# TASK DIRECTIONS
Give the lines below again, renaming every "scatter-point" to "data-point" and changing nothing else.

--- Begin ---

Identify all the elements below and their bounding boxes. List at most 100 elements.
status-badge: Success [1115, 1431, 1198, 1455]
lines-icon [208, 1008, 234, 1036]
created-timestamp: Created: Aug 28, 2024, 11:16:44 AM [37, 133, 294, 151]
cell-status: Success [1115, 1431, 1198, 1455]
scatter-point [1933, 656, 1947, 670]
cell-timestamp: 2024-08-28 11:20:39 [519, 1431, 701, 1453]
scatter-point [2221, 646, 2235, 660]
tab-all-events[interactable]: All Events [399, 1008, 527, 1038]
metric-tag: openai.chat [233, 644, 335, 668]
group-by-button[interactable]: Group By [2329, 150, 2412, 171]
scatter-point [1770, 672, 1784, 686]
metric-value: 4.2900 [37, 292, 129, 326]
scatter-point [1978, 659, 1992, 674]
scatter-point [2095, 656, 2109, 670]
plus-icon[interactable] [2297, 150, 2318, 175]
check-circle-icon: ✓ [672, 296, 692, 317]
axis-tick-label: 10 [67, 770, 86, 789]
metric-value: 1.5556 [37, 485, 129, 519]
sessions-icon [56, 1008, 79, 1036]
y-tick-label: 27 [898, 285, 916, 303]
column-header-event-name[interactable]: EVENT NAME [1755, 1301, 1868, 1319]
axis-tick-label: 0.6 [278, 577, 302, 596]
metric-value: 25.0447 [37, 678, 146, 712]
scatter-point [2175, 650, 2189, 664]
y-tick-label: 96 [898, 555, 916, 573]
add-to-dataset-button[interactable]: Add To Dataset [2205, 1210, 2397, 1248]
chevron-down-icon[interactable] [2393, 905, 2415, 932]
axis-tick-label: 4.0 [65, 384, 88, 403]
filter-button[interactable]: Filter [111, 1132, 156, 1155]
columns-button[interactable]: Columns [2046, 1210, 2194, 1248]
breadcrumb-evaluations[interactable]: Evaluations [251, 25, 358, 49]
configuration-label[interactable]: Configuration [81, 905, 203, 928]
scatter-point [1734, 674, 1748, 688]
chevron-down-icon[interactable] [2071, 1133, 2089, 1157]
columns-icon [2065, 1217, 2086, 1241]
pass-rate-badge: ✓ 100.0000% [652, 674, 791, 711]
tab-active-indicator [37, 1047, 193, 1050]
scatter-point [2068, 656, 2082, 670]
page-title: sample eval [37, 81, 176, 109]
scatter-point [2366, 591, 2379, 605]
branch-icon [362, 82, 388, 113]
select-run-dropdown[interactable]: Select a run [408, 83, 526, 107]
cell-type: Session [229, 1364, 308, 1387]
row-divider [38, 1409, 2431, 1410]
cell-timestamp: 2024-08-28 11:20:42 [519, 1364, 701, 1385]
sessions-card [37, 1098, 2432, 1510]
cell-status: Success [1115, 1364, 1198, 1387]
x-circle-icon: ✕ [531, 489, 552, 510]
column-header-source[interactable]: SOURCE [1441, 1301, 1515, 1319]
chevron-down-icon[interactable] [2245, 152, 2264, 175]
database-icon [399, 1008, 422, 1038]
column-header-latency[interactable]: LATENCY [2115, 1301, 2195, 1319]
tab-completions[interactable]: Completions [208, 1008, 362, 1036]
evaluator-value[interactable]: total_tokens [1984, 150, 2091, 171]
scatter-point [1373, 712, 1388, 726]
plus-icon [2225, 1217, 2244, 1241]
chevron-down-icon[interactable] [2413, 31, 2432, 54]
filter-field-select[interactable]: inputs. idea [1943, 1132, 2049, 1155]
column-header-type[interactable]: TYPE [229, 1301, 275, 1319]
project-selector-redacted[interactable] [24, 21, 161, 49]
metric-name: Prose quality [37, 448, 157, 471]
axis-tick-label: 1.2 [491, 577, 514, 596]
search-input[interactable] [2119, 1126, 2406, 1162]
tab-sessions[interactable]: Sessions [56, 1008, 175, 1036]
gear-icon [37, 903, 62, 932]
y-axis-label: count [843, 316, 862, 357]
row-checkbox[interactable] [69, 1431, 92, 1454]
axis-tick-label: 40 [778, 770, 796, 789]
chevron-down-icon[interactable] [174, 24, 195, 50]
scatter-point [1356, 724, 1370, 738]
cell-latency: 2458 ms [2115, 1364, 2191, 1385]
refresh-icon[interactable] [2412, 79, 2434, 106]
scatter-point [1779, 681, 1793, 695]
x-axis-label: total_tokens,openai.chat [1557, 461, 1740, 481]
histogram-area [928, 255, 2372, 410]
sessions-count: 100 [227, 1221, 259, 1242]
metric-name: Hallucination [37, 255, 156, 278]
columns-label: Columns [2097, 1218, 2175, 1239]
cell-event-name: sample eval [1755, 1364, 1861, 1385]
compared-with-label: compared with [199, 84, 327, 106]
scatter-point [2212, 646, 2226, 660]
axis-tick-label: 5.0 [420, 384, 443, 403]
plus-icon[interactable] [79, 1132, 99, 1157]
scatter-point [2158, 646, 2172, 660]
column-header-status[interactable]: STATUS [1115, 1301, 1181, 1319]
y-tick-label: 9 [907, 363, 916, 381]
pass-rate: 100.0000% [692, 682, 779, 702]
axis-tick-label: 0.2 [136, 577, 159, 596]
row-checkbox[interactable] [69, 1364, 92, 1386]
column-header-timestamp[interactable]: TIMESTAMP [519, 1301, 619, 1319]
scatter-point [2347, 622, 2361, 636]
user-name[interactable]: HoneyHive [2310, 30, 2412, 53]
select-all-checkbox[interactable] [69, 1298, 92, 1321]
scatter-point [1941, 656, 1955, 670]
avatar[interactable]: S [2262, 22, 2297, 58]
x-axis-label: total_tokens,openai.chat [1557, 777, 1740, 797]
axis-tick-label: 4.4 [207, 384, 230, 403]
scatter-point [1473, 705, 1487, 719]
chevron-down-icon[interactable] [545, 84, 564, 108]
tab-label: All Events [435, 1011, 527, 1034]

--- End ---

# RESPONSE TO THIS TASK
Identify all the elements below and their bounding boxes. List at most 100 elements.
status-badge: Success [1115, 1431, 1198, 1455]
lines-icon [208, 1008, 234, 1036]
created-timestamp: Created: Aug 28, 2024, 11:16:44 AM [37, 133, 294, 151]
cell-status: Success [1115, 1431, 1198, 1455]
data-point [1933, 656, 1947, 670]
cell-timestamp: 2024-08-28 11:20:39 [519, 1431, 701, 1453]
data-point [2221, 646, 2235, 660]
tab-all-events[interactable]: All Events [399, 1008, 527, 1038]
metric-tag: openai.chat [233, 644, 335, 668]
group-by-button[interactable]: Group By [2329, 150, 2412, 171]
data-point [1770, 672, 1784, 686]
metric-value: 4.2900 [37, 292, 129, 326]
data-point [1978, 659, 1992, 674]
data-point [2095, 656, 2109, 670]
plus-icon[interactable] [2297, 150, 2318, 175]
check-circle-icon: ✓ [672, 296, 692, 317]
axis-tick-label: 10 [67, 770, 86, 789]
metric-value: 1.5556 [37, 485, 129, 519]
sessions-icon [56, 1008, 79, 1036]
y-tick-label: 27 [898, 285, 916, 303]
column-header-event-name[interactable]: EVENT NAME [1755, 1301, 1868, 1319]
axis-tick-label: 0.6 [278, 577, 302, 596]
metric-value: 25.0447 [37, 678, 146, 712]
data-point [2175, 650, 2189, 664]
y-tick-label: 96 [898, 555, 916, 573]
add-to-dataset-button[interactable]: Add To Dataset [2205, 1210, 2397, 1248]
chevron-down-icon[interactable] [2393, 905, 2415, 932]
axis-tick-label: 4.0 [65, 384, 88, 403]
filter-button[interactable]: Filter [111, 1132, 156, 1155]
columns-button[interactable]: Columns [2046, 1210, 2194, 1248]
breadcrumb-evaluations[interactable]: Evaluations [251, 25, 358, 49]
configuration-label[interactable]: Configuration [81, 905, 203, 928]
data-point [1734, 674, 1748, 688]
chevron-down-icon[interactable] [2071, 1133, 2089, 1157]
columns-icon [2065, 1217, 2086, 1241]
pass-rate-badge: ✓ 100.0000% [652, 674, 791, 711]
tab-active-indicator [37, 1047, 193, 1050]
data-point [2068, 656, 2082, 670]
page-title: sample eval [37, 81, 176, 109]
data-point [2366, 591, 2379, 605]
branch-icon [362, 82, 388, 113]
select-run-dropdown[interactable]: Select a run [408, 83, 526, 107]
cell-type: Session [229, 1364, 308, 1387]
row-divider [38, 1409, 2431, 1410]
cell-timestamp: 2024-08-28 11:20:42 [519, 1364, 701, 1385]
sessions-card [37, 1098, 2432, 1510]
cell-status: Success [1115, 1364, 1198, 1387]
x-circle-icon: ✕ [531, 489, 552, 510]
column-header-source[interactable]: SOURCE [1441, 1301, 1515, 1319]
chevron-down-icon[interactable] [2245, 152, 2264, 175]
database-icon [399, 1008, 422, 1038]
column-header-latency[interactable]: LATENCY [2115, 1301, 2195, 1319]
tab-completions[interactable]: Completions [208, 1008, 362, 1036]
evaluator-value[interactable]: total_tokens [1984, 150, 2091, 171]
data-point [1373, 712, 1388, 726]
plus-icon [2225, 1217, 2244, 1241]
chevron-down-icon[interactable] [2413, 31, 2432, 54]
filter-field-select[interactable]: inputs. idea [1943, 1132, 2049, 1155]
column-header-type[interactable]: TYPE [229, 1301, 275, 1319]
project-selector-redacted[interactable] [24, 21, 161, 49]
metric-name: Prose quality [37, 448, 157, 471]
axis-tick-label: 1.2 [491, 577, 514, 596]
search-input[interactable] [2119, 1126, 2406, 1162]
tab-sessions[interactable]: Sessions [56, 1008, 175, 1036]
gear-icon [37, 903, 62, 932]
y-axis-label: count [843, 316, 862, 357]
row-checkbox[interactable] [69, 1431, 92, 1454]
axis-tick-label: 40 [778, 770, 796, 789]
chevron-down-icon[interactable] [174, 24, 195, 50]
data-point [1356, 724, 1370, 738]
cell-latency: 2458 ms [2115, 1364, 2191, 1385]
refresh-icon[interactable] [2412, 79, 2434, 106]
data-point [1779, 681, 1793, 695]
x-axis-label: total_tokens,openai.chat [1557, 461, 1740, 481]
histogram-area [928, 255, 2372, 410]
sessions-count: 100 [227, 1221, 259, 1242]
metric-name: Hallucination [37, 255, 156, 278]
columns-label: Columns [2097, 1218, 2175, 1239]
cell-event-name: sample eval [1755, 1364, 1861, 1385]
compared-with-label: compared with [199, 84, 327, 106]
data-point [2212, 646, 2226, 660]
axis-tick-label: 5.0 [420, 384, 443, 403]
plus-icon[interactable] [79, 1132, 99, 1157]
data-point [2158, 646, 2172, 660]
column-header-status[interactable]: STATUS [1115, 1301, 1181, 1319]
y-tick-label: 9 [907, 363, 916, 381]
pass-rate: 100.0000% [692, 682, 779, 702]
axis-tick-label: 0.2 [136, 577, 159, 596]
row-checkbox[interactable] [69, 1364, 92, 1386]
column-header-timestamp[interactable]: TIMESTAMP [519, 1301, 619, 1319]
data-point [2347, 622, 2361, 636]
user-name[interactable]: HoneyHive [2310, 30, 2412, 53]
select-all-checkbox[interactable] [69, 1298, 92, 1321]
data-point [1941, 656, 1955, 670]
avatar[interactable]: S [2262, 22, 2297, 58]
x-axis-label: total_tokens,openai.chat [1557, 777, 1740, 797]
axis-tick-label: 4.4 [207, 384, 230, 403]
data-point [1473, 705, 1487, 719]
chevron-down-icon[interactable] [545, 84, 564, 108]
tab-label: All Events [435, 1011, 527, 1034]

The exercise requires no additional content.